* EXERCISE BRIEF
Only lines holding the string "Oriental" are wanted; copy each one from the material.

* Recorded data
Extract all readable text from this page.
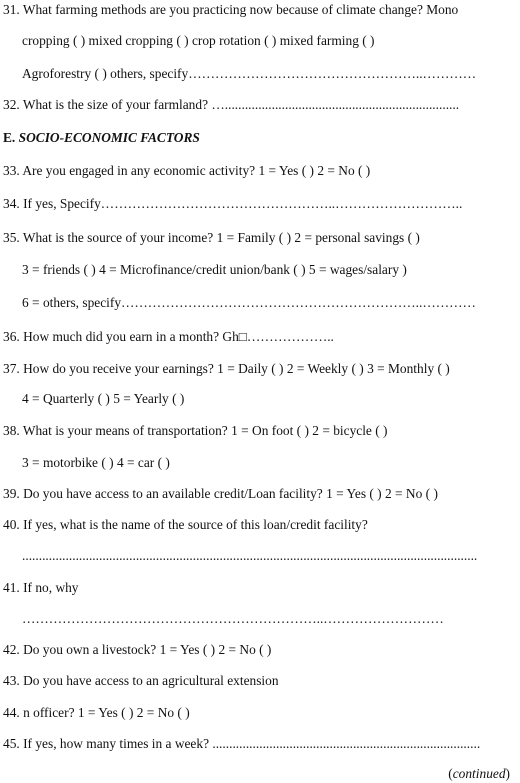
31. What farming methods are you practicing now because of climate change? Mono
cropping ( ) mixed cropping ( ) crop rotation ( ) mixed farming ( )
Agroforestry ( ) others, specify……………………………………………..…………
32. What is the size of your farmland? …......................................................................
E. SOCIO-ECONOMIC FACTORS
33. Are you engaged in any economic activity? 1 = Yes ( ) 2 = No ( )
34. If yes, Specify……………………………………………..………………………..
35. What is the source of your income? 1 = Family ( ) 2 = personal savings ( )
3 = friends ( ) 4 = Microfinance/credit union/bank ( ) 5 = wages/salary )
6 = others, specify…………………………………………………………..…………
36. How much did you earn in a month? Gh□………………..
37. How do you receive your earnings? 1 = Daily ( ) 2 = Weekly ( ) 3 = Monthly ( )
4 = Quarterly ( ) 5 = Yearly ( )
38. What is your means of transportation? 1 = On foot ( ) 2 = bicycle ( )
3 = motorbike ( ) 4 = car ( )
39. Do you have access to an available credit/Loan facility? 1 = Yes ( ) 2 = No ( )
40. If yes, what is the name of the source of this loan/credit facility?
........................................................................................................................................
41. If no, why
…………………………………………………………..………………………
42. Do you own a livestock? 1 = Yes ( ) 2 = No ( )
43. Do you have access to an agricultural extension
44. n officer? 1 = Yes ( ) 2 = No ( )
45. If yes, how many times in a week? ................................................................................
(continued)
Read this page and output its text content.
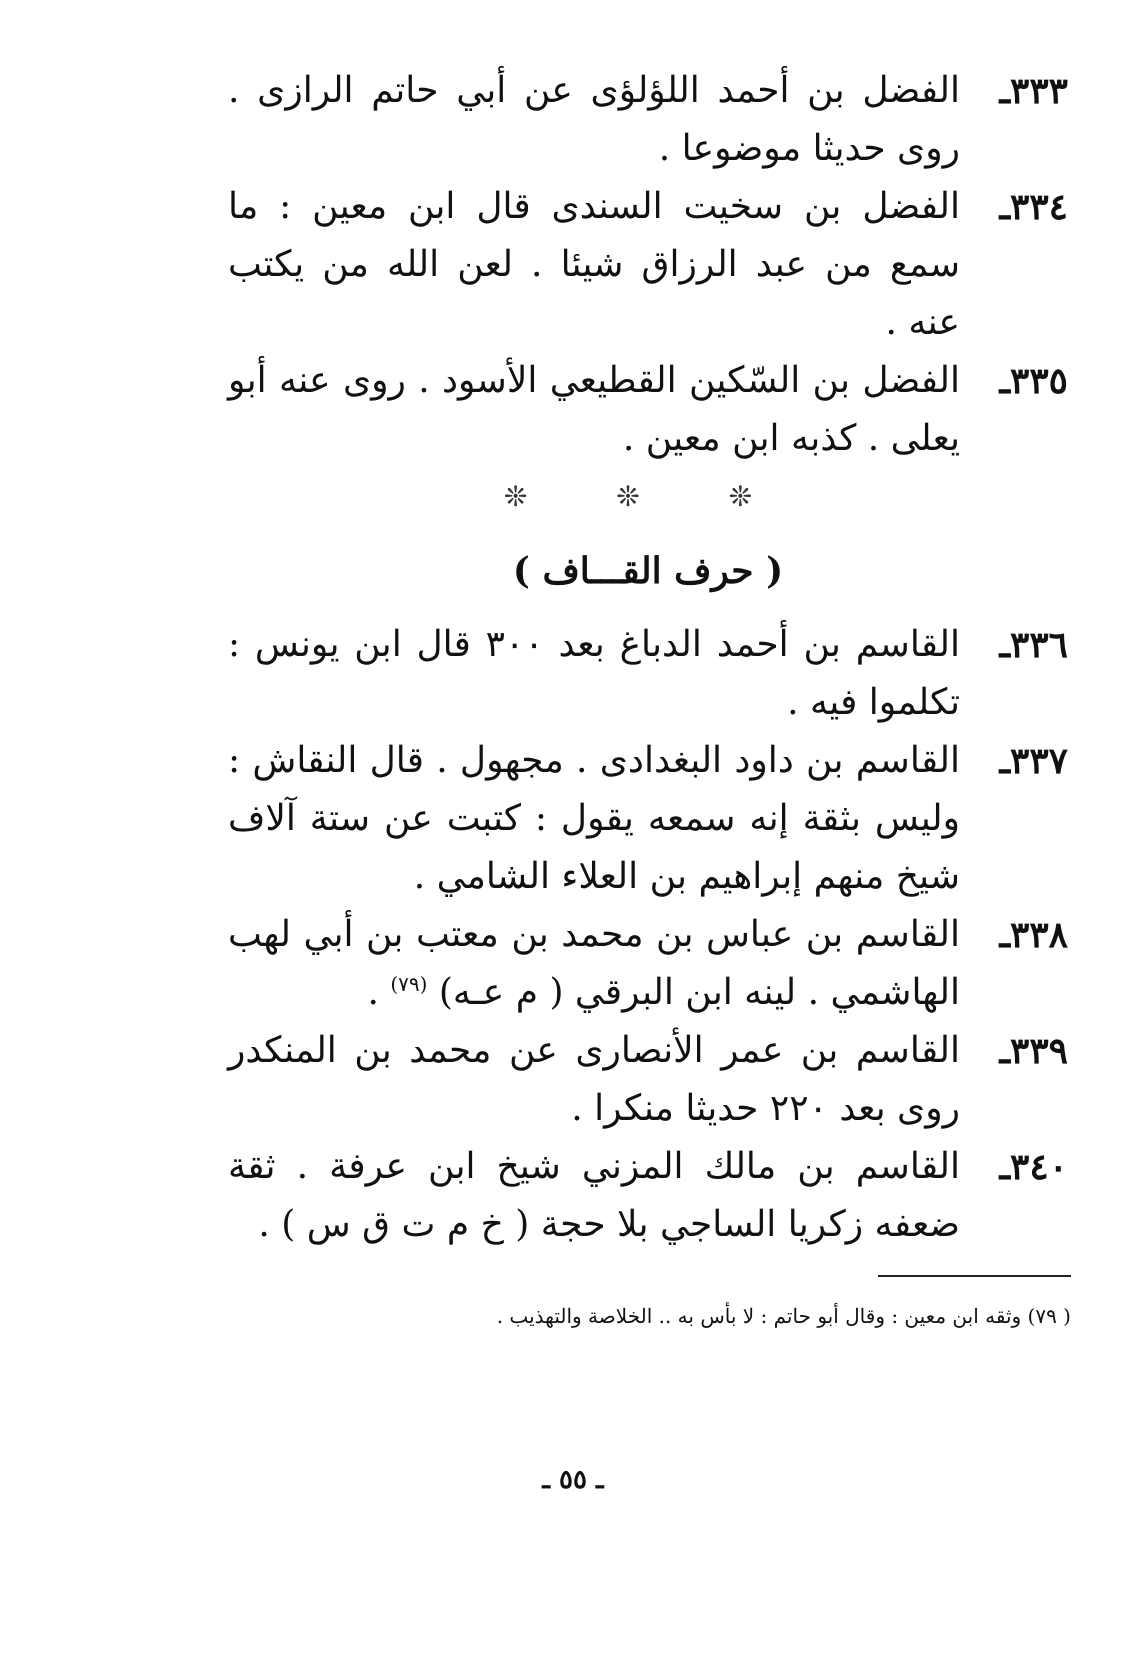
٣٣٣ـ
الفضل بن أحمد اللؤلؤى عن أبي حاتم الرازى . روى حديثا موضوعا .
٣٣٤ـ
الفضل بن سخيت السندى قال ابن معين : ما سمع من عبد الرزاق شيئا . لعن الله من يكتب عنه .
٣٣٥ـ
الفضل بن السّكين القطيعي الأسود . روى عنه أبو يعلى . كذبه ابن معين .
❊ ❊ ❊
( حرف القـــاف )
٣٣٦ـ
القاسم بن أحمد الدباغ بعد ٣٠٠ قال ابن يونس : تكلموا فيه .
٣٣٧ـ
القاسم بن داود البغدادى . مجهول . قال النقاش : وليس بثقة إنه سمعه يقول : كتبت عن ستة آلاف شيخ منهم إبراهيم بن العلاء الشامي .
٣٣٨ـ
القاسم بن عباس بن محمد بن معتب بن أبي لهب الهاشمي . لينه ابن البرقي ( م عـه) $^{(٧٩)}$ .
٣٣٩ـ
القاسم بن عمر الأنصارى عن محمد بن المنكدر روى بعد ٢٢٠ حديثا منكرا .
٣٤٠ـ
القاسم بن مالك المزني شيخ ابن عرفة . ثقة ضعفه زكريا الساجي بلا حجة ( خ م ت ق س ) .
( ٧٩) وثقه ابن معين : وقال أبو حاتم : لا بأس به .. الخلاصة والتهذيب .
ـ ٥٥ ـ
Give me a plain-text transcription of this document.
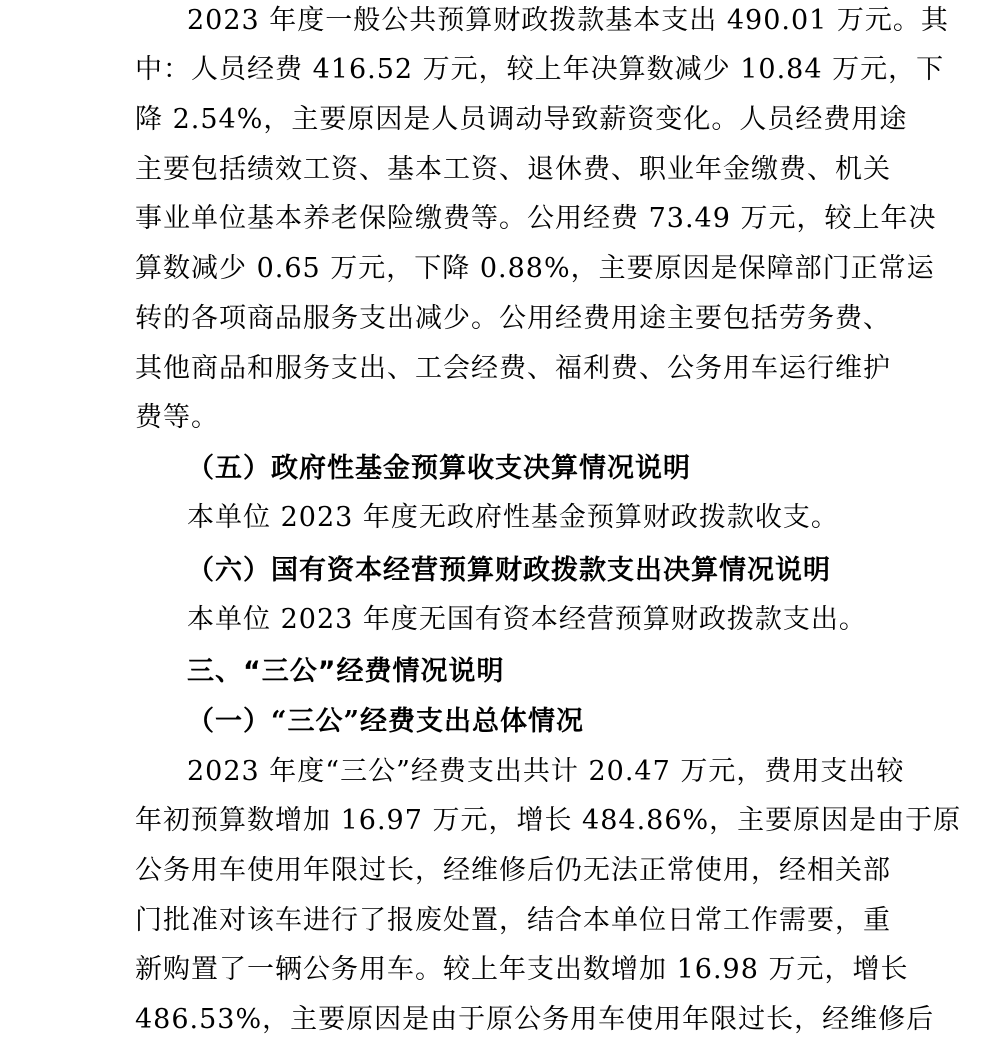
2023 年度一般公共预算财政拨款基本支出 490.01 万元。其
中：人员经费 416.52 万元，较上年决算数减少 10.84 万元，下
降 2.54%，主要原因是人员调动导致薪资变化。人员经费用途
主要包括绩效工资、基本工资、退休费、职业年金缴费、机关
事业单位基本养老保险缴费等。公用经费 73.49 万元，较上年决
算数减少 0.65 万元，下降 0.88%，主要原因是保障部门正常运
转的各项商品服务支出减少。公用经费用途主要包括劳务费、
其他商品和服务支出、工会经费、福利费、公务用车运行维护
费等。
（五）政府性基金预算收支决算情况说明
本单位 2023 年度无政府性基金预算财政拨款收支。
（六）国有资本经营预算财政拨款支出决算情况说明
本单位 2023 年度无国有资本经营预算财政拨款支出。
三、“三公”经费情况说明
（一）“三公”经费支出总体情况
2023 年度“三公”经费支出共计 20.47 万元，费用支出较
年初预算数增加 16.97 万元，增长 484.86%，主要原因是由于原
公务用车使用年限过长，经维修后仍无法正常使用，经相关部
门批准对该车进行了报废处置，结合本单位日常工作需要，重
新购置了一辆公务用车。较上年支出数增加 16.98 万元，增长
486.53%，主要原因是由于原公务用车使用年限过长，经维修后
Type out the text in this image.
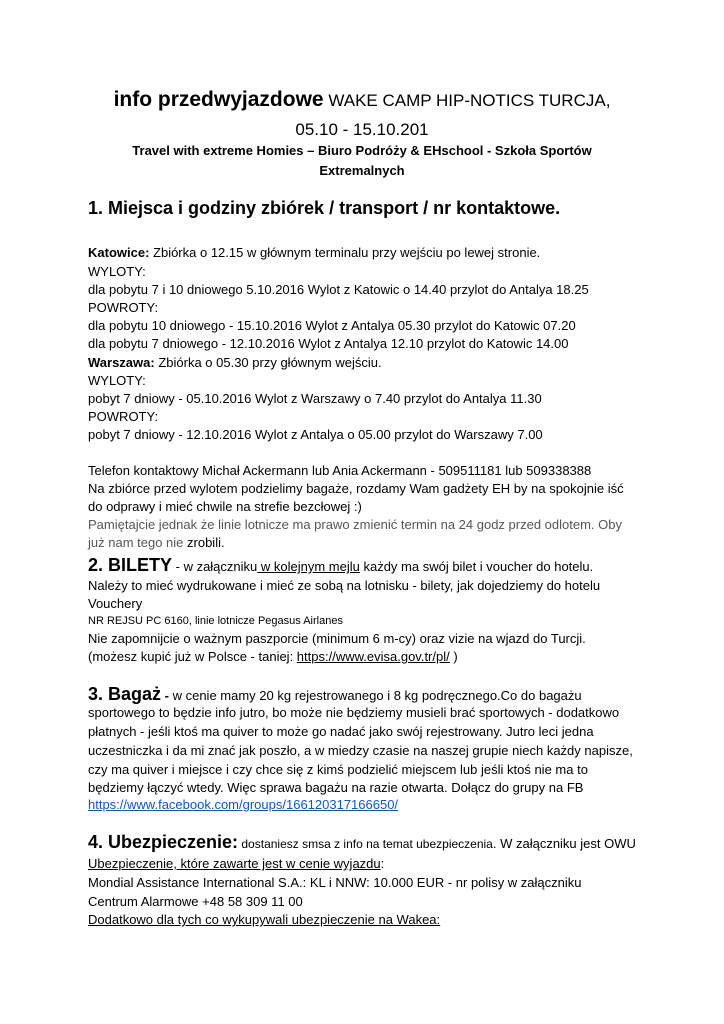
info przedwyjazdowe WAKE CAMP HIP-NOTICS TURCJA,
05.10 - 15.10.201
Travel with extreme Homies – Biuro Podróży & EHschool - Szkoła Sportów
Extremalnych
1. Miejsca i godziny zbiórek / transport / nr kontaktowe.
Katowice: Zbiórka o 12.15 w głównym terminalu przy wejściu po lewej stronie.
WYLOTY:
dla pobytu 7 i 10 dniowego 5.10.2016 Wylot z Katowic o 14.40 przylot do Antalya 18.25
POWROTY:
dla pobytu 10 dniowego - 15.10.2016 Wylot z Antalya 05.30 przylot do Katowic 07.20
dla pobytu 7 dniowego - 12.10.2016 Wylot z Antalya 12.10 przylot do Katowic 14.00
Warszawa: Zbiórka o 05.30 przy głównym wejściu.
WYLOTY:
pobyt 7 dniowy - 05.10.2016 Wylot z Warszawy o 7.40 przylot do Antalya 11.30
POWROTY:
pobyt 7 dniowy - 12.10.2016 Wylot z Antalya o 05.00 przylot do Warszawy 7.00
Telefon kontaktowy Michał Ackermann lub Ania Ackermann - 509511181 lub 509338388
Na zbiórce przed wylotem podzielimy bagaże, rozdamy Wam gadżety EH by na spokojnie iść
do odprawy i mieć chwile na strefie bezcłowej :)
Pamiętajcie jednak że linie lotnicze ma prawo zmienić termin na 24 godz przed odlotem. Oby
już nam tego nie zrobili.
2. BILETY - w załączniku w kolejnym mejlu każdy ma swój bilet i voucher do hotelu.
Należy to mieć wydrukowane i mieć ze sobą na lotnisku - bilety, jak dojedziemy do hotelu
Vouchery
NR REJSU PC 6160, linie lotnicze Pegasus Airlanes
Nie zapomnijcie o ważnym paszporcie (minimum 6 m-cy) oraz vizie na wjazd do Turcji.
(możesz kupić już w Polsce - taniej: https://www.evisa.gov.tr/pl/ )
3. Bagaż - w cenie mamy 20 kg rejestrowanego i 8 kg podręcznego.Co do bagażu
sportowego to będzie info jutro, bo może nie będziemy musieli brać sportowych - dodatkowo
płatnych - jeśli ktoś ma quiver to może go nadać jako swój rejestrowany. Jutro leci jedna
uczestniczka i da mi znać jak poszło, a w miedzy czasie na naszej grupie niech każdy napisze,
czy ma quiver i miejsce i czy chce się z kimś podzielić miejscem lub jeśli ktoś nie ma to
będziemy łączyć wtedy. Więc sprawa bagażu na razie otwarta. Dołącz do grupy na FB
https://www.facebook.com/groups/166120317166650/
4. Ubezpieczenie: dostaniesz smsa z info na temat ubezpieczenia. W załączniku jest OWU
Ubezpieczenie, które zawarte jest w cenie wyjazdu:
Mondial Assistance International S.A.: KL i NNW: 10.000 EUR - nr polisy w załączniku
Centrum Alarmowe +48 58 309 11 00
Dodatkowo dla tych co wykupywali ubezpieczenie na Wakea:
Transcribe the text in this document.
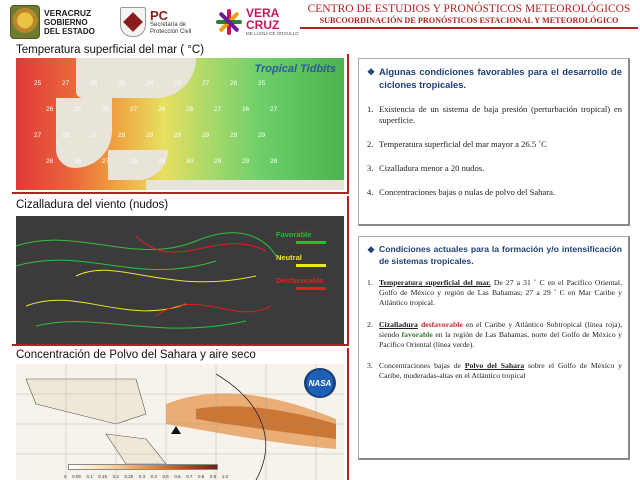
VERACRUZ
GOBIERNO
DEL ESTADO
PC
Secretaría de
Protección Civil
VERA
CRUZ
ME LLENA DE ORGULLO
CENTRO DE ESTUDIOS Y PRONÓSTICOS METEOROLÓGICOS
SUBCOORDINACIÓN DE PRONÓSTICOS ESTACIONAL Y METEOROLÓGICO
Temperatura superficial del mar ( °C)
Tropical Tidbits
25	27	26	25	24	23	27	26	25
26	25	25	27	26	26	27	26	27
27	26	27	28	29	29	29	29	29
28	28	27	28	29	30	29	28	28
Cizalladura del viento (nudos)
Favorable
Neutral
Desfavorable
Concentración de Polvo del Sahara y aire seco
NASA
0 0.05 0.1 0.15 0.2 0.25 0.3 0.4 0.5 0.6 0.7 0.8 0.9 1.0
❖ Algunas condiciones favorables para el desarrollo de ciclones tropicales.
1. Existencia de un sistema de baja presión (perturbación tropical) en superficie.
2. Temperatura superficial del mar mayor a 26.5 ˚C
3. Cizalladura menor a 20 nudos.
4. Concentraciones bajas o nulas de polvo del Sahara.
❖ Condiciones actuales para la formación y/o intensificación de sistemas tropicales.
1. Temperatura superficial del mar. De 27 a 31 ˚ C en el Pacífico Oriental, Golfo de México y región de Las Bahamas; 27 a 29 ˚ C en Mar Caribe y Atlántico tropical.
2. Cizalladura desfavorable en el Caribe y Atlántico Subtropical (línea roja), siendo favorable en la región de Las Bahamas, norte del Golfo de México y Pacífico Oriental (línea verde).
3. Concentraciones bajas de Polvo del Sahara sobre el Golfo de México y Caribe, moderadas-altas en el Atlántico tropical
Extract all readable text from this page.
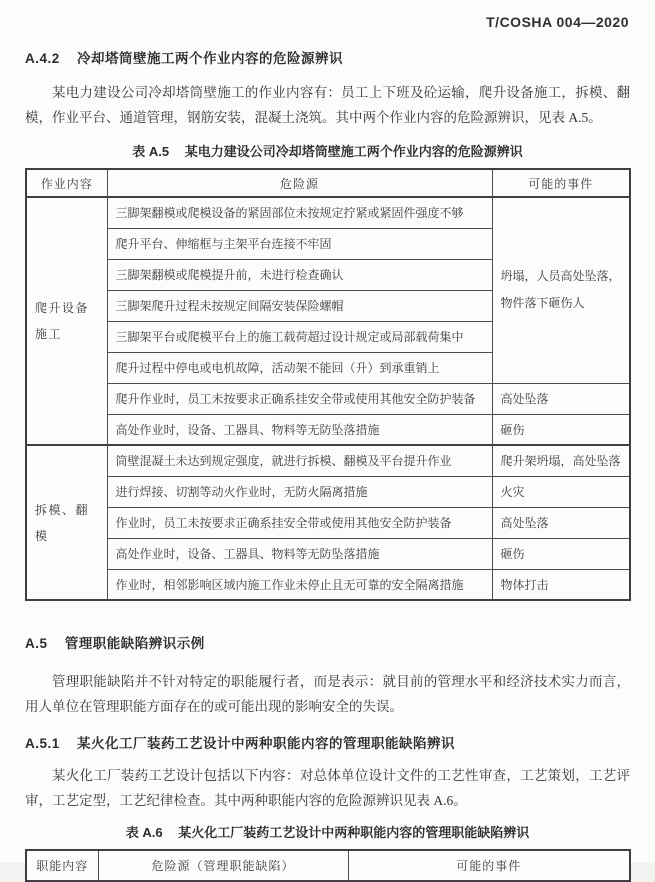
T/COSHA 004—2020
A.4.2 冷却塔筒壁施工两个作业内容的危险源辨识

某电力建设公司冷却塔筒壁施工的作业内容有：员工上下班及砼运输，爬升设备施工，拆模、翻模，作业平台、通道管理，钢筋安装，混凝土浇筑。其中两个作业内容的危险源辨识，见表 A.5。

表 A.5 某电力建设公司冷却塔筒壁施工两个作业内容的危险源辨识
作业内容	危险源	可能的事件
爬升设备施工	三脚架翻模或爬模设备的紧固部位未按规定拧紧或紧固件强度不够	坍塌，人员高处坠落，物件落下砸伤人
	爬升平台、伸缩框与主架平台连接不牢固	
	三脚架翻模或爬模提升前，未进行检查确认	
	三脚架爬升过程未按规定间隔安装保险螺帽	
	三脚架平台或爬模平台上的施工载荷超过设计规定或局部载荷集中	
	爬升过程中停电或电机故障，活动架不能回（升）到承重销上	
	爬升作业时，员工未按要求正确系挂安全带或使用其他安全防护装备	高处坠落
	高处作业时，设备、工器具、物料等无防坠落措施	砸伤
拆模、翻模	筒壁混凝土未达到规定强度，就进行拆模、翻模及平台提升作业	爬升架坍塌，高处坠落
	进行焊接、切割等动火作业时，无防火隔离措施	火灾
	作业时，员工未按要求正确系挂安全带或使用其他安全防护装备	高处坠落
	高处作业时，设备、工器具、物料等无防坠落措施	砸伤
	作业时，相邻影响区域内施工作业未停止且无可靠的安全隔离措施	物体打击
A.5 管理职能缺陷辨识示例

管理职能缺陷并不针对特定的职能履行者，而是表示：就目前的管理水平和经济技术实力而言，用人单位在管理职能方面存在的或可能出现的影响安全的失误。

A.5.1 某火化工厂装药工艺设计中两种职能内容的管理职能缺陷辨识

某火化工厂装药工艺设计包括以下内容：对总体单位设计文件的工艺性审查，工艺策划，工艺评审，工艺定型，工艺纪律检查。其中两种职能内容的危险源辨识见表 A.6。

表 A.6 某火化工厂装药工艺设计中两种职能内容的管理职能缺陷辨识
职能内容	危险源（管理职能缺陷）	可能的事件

* THE REPLY
1. Temperatura superficial del mar. De 27 a 31 ˚ C en el Pacífico Oriental, Golfo de México y región de Las Bahamas; 27 a 29 ˚ C en Mar Caribe y Atlántico tropical.
2. Cizalladura desfavorable en el Caribe y Atlántico Subtropical (línea roja), siendo favorable en la región de Las Bahamas, norte del Golfo de México y Pacífico Oriental (línea verde).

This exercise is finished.